Verilen metin:
►

Tahlil ettiğimiz ayette cuma namazının sadece cuma günü ezan okununca kılınacağı bildirilmekte, nasıl kılınacağı beyan edilmemektedir. Ayette kadın-erkek, mukim-misafir, sağlıklı-hasta ayrımı yapılmaksızın bütün müminlere hitap edilmektedir. Bu hitaptan kadın-erkek herkesin cuma namazını kılması gerektiği anlaşılmakta ise de Peygamberimizin hadisleri ve tarihi süreçteki uygulamalardan cuma namazının herkese değil belirli şartları taşıyan Müslümanlara farz olduğu bilinmektedir.

1. Cuma namazı kılmakla yükümlü olanlar

Bir kimsenin cuma namazı kılmakla yükümlü olabilmesi için şu şartların bulunması gerekir:

a) Müslüman, akıllı ve bulûğ çağına gelmiş olmak.

b) Sağlıklı olmak: Cuma namazına gidemeyecek kadar kötürüm, felçli, engelli, özürlü ve hasta kimseler ile bunlara zorunlu olarak bakmak durumda olanlar, cuma namazına gittiği takdirde hastalığının artmasından veya uzamasından korkanlar, yürüyemeyecek derecede yaşlı kimseler cuma namazı kılmakla yükümlü değillerdir. Görme engelliler camiye gelebiliyorlarsa veya kendilerini camiye götürebilecek refakatçileri varsa cuma namazı kılmakla yükümlüdürler. (bk. Müslim, Mesâcid, 255; Ebu Dâvûd, Salât, 46)

c) Mukim olmak: Bir insana cuma namazının farz olabilmesi için, cuma namazı kılınan yerde ikamet ediyor olması gerekir. Dolayısıyla dinen yolcu sayılan kimselere (seferî) cuma namazı farz değildir. Bir insanın dinen misafir sayılabilmesi için Hanefî bilginlere göre 90 km uzaklıkta bir yere 15 günden az kalmak üzere gitmesi gerekir. Şafiîlere göre giriş ve çıkış günleri hariç üç gün kalmak üzere 90 km uzaklıkta bir yere giden kimse misafir sayılır.

◄

Verilen liste:
►

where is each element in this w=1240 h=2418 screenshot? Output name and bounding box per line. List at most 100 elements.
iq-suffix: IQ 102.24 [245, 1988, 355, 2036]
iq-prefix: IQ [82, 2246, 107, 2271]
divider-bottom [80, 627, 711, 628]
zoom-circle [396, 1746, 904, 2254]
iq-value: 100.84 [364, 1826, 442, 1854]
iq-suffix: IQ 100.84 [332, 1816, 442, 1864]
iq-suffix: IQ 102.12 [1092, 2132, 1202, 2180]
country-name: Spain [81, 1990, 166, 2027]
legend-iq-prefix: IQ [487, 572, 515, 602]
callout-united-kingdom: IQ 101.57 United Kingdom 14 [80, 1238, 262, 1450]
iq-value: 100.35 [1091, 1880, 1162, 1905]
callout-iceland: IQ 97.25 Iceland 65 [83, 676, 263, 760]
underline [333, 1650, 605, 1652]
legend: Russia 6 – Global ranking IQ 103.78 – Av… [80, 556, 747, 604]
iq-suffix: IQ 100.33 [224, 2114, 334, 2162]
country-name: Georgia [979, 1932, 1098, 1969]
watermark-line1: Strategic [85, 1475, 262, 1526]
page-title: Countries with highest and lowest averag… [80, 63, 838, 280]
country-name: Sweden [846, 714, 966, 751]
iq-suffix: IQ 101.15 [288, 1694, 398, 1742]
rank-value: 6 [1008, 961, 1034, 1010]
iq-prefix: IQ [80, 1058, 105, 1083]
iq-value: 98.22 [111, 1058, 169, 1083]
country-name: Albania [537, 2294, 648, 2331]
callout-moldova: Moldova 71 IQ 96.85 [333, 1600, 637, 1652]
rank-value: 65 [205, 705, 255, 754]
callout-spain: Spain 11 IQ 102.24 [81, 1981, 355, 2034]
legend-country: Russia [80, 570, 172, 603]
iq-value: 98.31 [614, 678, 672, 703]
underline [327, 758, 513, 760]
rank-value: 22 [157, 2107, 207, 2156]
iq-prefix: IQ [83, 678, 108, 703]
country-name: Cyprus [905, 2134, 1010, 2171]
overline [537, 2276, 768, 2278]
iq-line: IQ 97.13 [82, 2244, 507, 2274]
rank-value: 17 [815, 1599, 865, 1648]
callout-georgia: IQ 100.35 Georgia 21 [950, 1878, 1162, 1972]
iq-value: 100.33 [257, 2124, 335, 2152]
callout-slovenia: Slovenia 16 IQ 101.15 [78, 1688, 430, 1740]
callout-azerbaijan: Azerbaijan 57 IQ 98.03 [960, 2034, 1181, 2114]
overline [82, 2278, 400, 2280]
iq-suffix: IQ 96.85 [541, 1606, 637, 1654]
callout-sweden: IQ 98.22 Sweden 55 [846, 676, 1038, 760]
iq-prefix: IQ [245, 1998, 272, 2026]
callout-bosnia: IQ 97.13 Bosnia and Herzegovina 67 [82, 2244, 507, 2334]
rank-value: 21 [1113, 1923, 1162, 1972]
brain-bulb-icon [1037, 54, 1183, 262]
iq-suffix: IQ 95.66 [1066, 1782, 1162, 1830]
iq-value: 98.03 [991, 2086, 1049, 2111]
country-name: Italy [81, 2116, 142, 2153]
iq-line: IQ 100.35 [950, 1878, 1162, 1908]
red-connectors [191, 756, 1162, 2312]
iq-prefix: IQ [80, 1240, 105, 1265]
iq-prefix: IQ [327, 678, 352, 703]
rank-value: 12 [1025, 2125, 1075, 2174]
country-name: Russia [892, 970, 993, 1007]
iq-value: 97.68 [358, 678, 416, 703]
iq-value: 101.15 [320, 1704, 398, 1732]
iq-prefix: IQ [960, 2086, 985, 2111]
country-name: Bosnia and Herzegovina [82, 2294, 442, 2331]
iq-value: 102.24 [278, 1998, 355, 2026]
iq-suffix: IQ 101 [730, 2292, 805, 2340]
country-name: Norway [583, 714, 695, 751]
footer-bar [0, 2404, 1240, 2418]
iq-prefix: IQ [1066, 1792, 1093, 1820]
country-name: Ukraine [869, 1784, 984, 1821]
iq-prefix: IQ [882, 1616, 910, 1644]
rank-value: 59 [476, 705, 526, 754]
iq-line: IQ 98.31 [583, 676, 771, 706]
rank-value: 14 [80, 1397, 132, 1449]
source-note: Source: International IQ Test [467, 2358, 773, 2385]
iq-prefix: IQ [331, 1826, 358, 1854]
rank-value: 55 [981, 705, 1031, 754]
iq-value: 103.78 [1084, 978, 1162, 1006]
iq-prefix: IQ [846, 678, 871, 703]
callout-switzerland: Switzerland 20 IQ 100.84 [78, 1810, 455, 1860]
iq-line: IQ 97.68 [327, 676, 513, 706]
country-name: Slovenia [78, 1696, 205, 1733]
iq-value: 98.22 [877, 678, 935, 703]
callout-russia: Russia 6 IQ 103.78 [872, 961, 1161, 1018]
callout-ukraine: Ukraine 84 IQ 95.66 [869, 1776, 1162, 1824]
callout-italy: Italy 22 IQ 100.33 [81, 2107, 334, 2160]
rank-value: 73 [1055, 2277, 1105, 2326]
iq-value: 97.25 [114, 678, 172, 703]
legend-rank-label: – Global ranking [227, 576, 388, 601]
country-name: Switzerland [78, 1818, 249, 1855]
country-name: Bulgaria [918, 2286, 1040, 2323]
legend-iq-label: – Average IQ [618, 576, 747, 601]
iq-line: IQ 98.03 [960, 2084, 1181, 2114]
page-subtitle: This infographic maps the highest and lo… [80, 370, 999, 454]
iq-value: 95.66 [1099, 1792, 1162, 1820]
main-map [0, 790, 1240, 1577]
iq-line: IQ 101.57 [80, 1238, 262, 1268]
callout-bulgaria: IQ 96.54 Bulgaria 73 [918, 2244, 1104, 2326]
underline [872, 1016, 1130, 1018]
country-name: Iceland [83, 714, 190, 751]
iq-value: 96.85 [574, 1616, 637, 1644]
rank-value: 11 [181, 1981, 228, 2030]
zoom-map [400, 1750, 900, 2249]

◄

Aşağıdakileri tamamlayın:
[A] Cuma namazı metnindeki "Dolayısıyla dinen yolcu sayılan kimselere (seferî) cuma namazı farz değildir." cümlesini İngilizceye çevirin.
[B] Cuma namazıyla ilgili metni kaldığı yerden sürdürün.

Görevlerin cevapları:
[A] Therefore, Friday prayer is not obligatory for those who are regarded as travelers in religious terms (seferî).

[B]
d) Erkek olmak: “Cuma namazı kılmak, her Müslümana farzdır. Ancak dört grup insana; köle, kadın, çocuk ve hastaya farz değildir." (Ebu Dâvûd, Salât, 215) anlamındaki hadis, cuma namazı kılmakla kimlerin yükümlü olduğunu ifade etmektedir. Cuma namazının farz kılındığı zamandan günümüze kadar uygulama bu şekilde olmuştur. Müçtehit imamlar ve daha sonraki bilginler dahil bütün Müslümanlar, cuma namazının erkeklere farz olup kadınlara farz olmadığı konusunda ittifak etmişlerdir. Bununla birlikte kadınlar, camiye gelip cuma namazı kılabilirler. Cuma namazının kadınlara farz kılınmamış olması, onlar hakkında bir mahrumiyet değil bir muafiyettir. Ancak günümüzde kadınların cuma günü camiye gitmeleri, yapılan vaazı ve okunan hutbeyi dinlemeleri ve cuma namazı kılmaları daha isabetli olur. Nitekim Peygamberimiz (s.a.s.);

“Camiye gitmek istediklerinde kadınlarınıza engel olmayın." (Müslim, Mesâcid, 135-36) buyurmuştur. Peygamberimiz ve sahabe zamanında hanımlar, cuma namazına ve günlük namazlara katılıyorlardı.

Esaret altında bulunanlar, tutuklular ve mahkûmlar da cuma namazı kılmakla yükümlü değildirler. Ancak bulundukları yerde mescid bulunması halinde mahpuslar cuma namazı kılarlar.

Kendilerine cuma namazı farz olmayan kimseler, cuma namazı kılarlarsa namazları sahih olur ve artık o gün ayrıca öğle namazı kılmazlar.

Bazı mazeretler, kendilerine cuma namazı farz olan kimselerin cuma namazına gitmemelerini mubah kılar. Cuma namazına gitmemeyi mubah kılan belli başlı mazeretler şunlardır:

a) Cuma namazına gittiği takdirde kişinin önemli bir zarara veya sıkıntıya uğramasına yol açacak derecede şiddetli yağmur yağması, b) Havanın çok soğuk veya çok sıcak olması, c) Yolun aşırı çamurlu olması, d) Çalışmak zorunda olduğu işinden izin alamaması, e) Cuma namazına gittiği takdirde malı, canı veya namusunun tehlikeye gireceğine dair endişeler taşıması.

2. Cuma namazının geçerli olmasının şartları

Kendisine cuma namazı farz olan kimsenin cuma namazı kılabilmesi için şu şartların bulunması gerekir:

a) Vakit: Cuma namazı, cuma günü öğle namazı vaktinde kılınır. (bk. Müslim, Cuma, 28-29) Öğle namazının vaktinden önce veya sonra kılınırsa cuma namazı geçerli olmaz.

b) Cemaat: Cuma namazı cemaatle kılınır, tek başına kılınmaz. Cuma namazı kılabilmek için Ebu Yusuf'un içtihadına göre imam dahil üç cemaatin, Ebu Hanife ve Muhammed'in içtihatlarına göre imam hariç üç cemaatin bulunması şarttır. Bunlar yolcu veya hasta da olsalar bu şart yerine gelmiş sayılır.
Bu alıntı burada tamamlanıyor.